┌─ RECORDS SUPPLIED

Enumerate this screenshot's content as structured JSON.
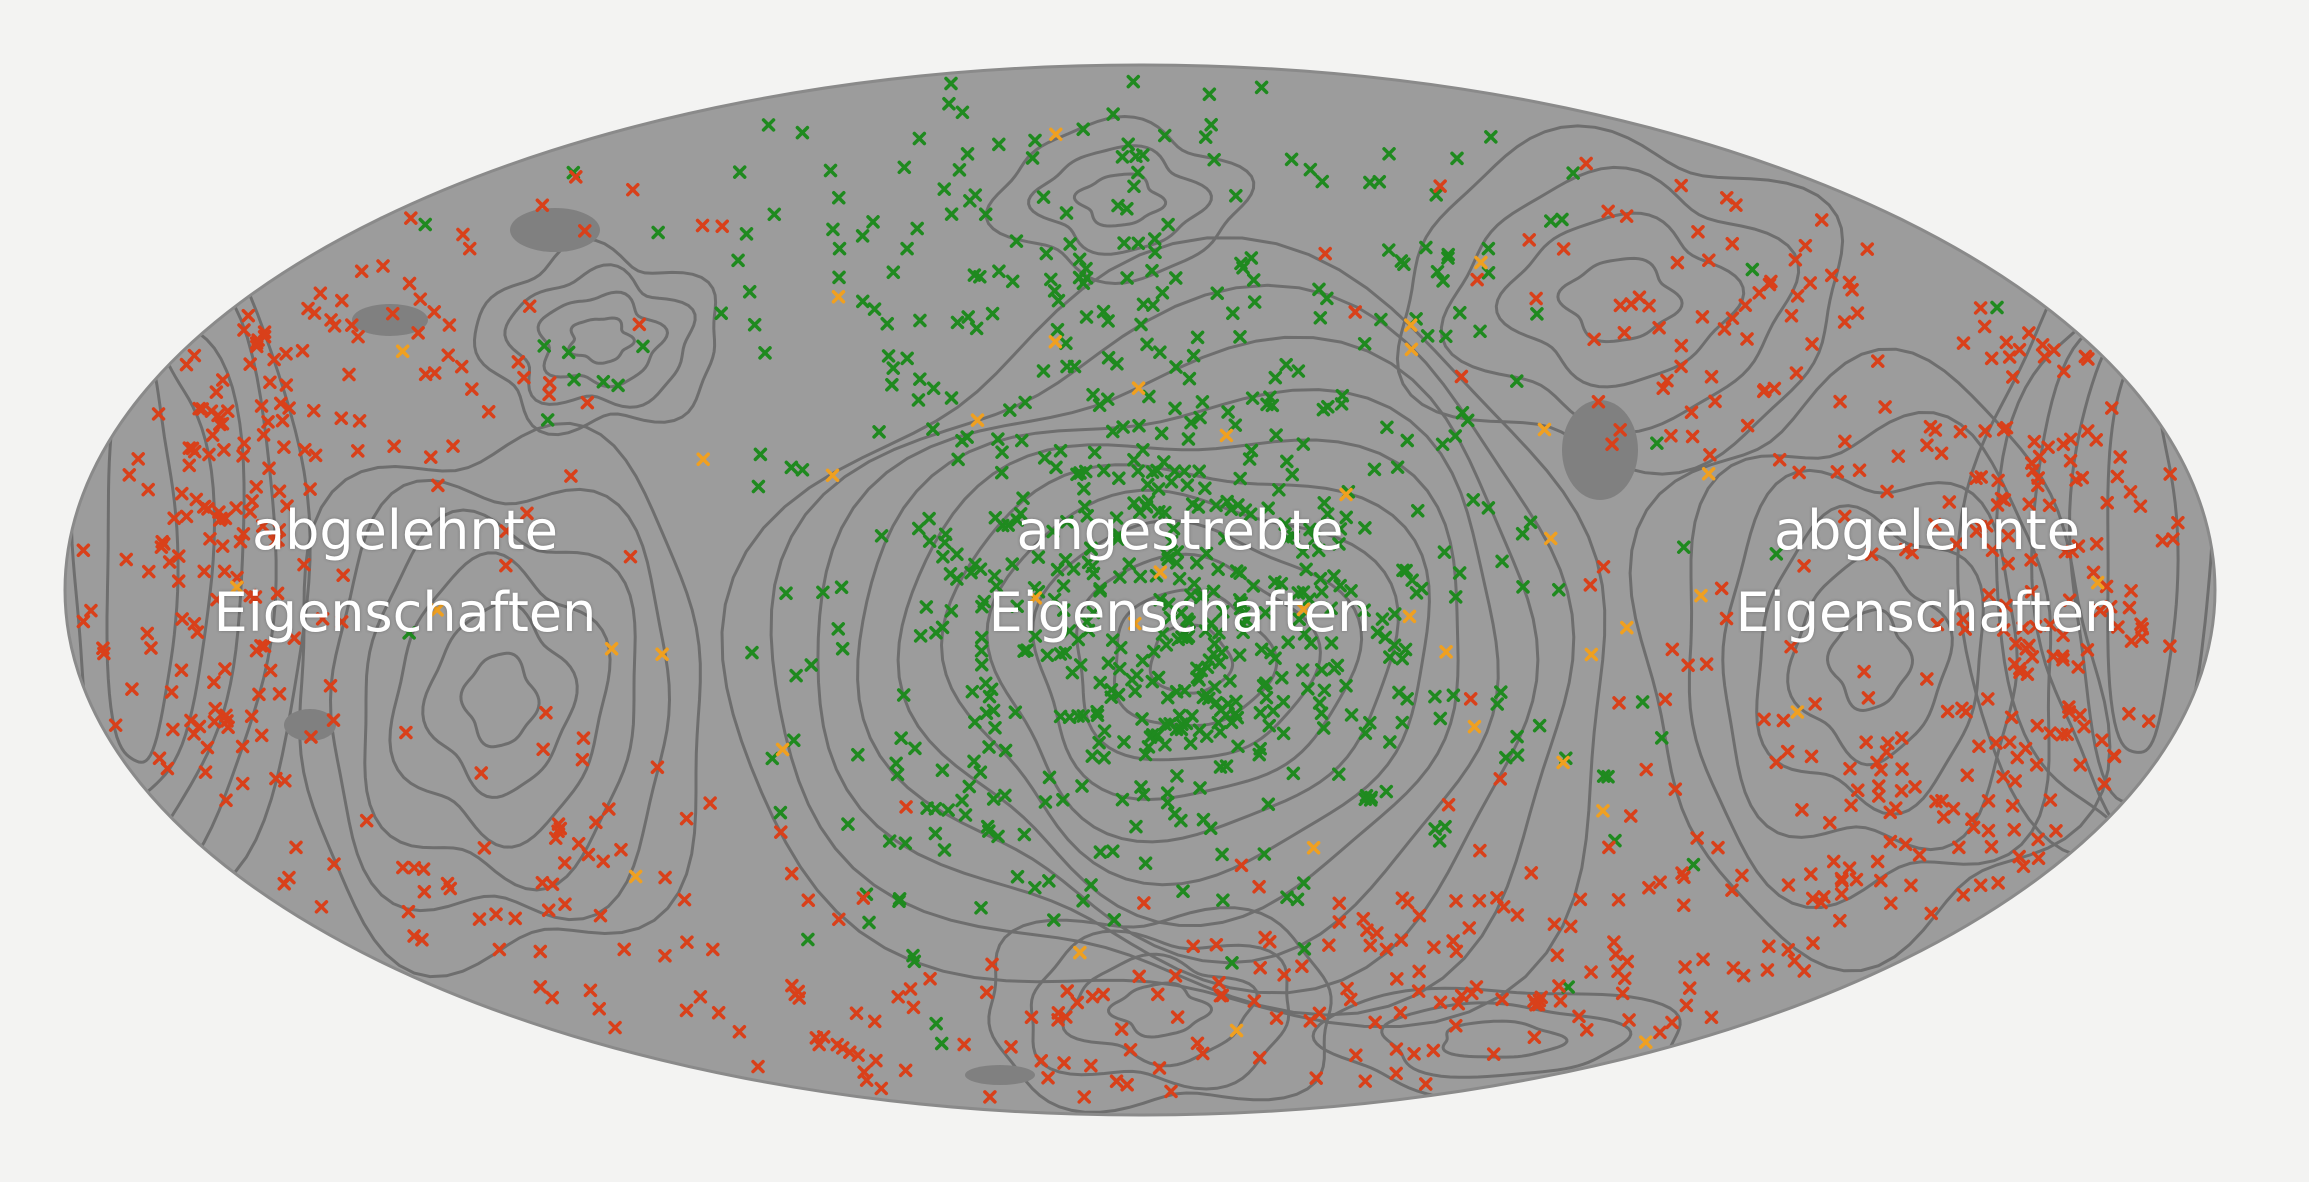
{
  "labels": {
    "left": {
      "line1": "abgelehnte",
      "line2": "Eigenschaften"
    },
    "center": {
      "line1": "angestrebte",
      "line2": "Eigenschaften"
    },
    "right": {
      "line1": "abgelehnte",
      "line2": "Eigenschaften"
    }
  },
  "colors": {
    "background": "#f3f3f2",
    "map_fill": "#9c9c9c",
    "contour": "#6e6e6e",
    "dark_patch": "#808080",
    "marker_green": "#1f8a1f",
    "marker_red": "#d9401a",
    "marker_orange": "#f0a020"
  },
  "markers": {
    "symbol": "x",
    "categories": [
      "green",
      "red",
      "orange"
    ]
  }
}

└─

**PROBLEM:** Transcribe the material as is, with images omitted.

**SOLVED EXERCISE:**
Enumerate this screenshot's content as structured JSON.
{
  "labels": {
    "left": {
      "line1": "abgelehnte",
      "line2": "Eigenschaften"
    },
    "center": {
      "line1": "angestrebte",
      "line2": "Eigenschaften"
    },
    "right": {
      "line1": "abgelehnte",
      "line2": "Eigenschaften"
    }
  },
  "colors": {
    "background": "#f3f3f2",
    "map_fill": "#9c9c9c",
    "contour": "#6e6e6e",
    "dark_patch": "#808080",
    "marker_green": "#1f8a1f",
    "marker_red": "#d9401a",
    "marker_orange": "#f0a020"
  },
  "markers": {
    "symbol": "x",
    "categories": [
      "green",
      "red",
      "orange"
    ]
  }
}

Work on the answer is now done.